Short task: Only a number is wanted: how many lines in the listing contain the word "الحدود"?

Available data:
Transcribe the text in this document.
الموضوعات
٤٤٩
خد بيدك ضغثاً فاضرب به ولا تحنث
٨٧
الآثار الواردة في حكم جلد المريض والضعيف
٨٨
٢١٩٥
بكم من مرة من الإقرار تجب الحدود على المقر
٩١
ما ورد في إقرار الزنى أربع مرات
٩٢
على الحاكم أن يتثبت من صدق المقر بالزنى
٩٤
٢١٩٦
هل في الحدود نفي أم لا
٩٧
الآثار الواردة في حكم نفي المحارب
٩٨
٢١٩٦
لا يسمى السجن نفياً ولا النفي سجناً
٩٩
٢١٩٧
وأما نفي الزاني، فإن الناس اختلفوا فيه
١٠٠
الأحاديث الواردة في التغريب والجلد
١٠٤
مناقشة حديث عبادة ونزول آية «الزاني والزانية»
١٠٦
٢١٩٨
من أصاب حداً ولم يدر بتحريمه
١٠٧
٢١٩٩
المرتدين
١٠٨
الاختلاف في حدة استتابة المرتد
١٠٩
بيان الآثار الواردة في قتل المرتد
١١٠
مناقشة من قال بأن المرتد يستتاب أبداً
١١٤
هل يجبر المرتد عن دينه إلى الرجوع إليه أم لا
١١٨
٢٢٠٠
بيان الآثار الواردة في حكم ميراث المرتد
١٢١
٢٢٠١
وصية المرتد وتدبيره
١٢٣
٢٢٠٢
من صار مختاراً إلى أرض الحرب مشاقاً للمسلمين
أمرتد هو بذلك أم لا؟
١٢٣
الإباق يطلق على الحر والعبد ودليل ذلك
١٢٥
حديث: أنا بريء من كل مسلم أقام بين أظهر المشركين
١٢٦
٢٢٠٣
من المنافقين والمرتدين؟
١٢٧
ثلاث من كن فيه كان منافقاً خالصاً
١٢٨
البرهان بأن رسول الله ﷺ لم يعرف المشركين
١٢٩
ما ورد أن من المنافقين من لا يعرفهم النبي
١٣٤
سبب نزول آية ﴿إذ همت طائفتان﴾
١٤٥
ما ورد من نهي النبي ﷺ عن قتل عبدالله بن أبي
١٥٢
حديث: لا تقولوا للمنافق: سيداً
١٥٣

Answer: 2